WHAT THE TASK REQUIRES: Return the listing below word for word.

>> BEGIN ENTRIES

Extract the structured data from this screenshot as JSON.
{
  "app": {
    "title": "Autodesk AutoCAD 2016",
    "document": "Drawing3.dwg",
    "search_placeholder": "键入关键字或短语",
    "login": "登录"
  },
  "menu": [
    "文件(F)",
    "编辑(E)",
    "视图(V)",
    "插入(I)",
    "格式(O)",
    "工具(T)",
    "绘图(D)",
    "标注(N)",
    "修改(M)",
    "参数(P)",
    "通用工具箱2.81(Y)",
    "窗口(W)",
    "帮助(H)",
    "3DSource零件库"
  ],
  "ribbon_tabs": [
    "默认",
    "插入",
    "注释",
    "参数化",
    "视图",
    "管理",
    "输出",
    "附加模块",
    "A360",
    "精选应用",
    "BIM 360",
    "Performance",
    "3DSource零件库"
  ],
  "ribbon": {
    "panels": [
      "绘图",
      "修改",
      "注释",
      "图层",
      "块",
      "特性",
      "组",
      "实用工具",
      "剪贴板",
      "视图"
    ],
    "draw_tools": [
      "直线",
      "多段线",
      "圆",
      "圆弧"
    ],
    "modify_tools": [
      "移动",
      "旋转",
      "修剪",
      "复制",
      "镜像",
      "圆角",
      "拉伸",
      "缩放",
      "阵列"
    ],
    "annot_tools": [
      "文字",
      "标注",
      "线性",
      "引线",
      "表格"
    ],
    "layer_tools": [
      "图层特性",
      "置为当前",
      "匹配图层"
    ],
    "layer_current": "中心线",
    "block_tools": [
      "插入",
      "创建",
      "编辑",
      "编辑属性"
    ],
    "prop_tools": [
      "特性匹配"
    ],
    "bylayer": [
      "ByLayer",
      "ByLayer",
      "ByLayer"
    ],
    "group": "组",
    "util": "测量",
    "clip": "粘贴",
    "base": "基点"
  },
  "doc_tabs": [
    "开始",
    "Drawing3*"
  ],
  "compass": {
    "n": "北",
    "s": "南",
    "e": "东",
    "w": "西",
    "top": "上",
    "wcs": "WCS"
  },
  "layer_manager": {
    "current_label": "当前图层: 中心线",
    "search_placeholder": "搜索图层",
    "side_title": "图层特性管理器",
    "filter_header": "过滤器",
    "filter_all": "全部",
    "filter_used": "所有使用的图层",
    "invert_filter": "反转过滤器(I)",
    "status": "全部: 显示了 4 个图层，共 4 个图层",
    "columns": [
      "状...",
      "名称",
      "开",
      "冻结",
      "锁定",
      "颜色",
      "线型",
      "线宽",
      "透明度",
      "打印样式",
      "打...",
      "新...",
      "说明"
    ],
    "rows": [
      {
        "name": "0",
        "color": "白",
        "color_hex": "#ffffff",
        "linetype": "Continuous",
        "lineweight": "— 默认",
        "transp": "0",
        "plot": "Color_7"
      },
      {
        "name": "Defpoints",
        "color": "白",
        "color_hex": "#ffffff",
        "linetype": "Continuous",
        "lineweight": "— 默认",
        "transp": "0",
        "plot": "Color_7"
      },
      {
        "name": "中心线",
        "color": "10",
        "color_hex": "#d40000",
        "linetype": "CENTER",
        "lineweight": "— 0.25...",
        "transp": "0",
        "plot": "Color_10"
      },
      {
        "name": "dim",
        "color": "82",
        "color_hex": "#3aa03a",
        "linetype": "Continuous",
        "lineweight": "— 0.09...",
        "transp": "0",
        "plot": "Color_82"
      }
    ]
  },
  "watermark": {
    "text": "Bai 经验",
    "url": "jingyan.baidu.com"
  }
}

>> END ENTRIES

TASK OUTPUT:
Extract the structured data from this screenshot as JSON.
{
  "app": {
    "title": "Autodesk AutoCAD 2016",
    "document": "Drawing3.dwg",
    "search_placeholder": "键入关键字或短语",
    "login": "登录"
  },
  "menu": [
    "文件(F)",
    "编辑(E)",
    "视图(V)",
    "插入(I)",
    "格式(O)",
    "工具(T)",
    "绘图(D)",
    "标注(N)",
    "修改(M)",
    "参数(P)",
    "通用工具箱2.81(Y)",
    "窗口(W)",
    "帮助(H)",
    "3DSource零件库"
  ],
  "ribbon_tabs": [
    "默认",
    "插入",
    "注释",
    "参数化",
    "视图",
    "管理",
    "输出",
    "附加模块",
    "A360",
    "精选应用",
    "BIM 360",
    "Performance",
    "3DSource零件库"
  ],
  "ribbon": {
    "panels": [
      "绘图",
      "修改",
      "注释",
      "图层",
      "块",
      "特性",
      "组",
      "实用工具",
      "剪贴板",
      "视图"
    ],
    "draw_tools": [
      "直线",
      "多段线",
      "圆",
      "圆弧"
    ],
    "modify_tools": [
      "移动",
      "旋转",
      "修剪",
      "复制",
      "镜像",
      "圆角",
      "拉伸",
      "缩放",
      "阵列"
    ],
    "annot_tools": [
      "文字",
      "标注",
      "线性",
      "引线",
      "表格"
    ],
    "layer_tools": [
      "图层特性",
      "置为当前",
      "匹配图层"
    ],
    "layer_current": "中心线",
    "block_tools": [
      "插入",
      "创建",
      "编辑",
      "编辑属性"
    ],
    "prop_tools": [
      "特性匹配"
    ],
    "bylayer": [
      "ByLayer",
      "ByLayer",
      "ByLayer"
    ],
    "group": "组",
    "util": "测量",
    "clip": "粘贴",
    "base": "基点"
  },
  "doc_tabs": [
    "开始",
    "Drawing3*"
  ],
  "compass": {
    "n": "北",
    "s": "南",
    "e": "东",
    "w": "西",
    "top": "上",
    "wcs": "WCS"
  },
  "layer_manager": {
    "current_label": "当前图层: 中心线",
    "search_placeholder": "搜索图层",
    "side_title": "图层特性管理器",
    "filter_header": "过滤器",
    "filter_all": "全部",
    "filter_used": "所有使用的图层",
    "invert_filter": "反转过滤器(I)",
    "status": "全部: 显示了 4 个图层，共 4 个图层",
    "columns": [
      "状...",
      "名称",
      "开",
      "冻结",
      "锁定",
      "颜色",
      "线型",
      "线宽",
      "透明度",
      "打印样式",
      "打...",
      "新...",
      "说明"
    ],
    "rows": [
      {
        "name": "0",
        "color": "白",
        "color_hex": "#ffffff",
        "linetype": "Continuous",
        "lineweight": "— 默认",
        "transp": "0",
        "plot": "Color_7"
      },
      {
        "name": "Defpoints",
        "color": "白",
        "color_hex": "#ffffff",
        "linetype": "Continuous",
        "lineweight": "— 默认",
        "transp": "0",
        "plot": "Color_7"
      },
      {
        "name": "中心线",
        "color": "10",
        "color_hex": "#d40000",
        "linetype": "CENTER",
        "lineweight": "— 0.25...",
        "transp": "0",
        "plot": "Color_10"
      },
      {
        "name": "dim",
        "color": "82",
        "color_hex": "#3aa03a",
        "linetype": "Continuous",
        "lineweight": "— 0.09...",
        "transp": "0",
        "plot": "Color_82"
      }
    ]
  },
  "watermark": {
    "text": "Bai 经验",
    "url": "jingyan.baidu.com"
  }
}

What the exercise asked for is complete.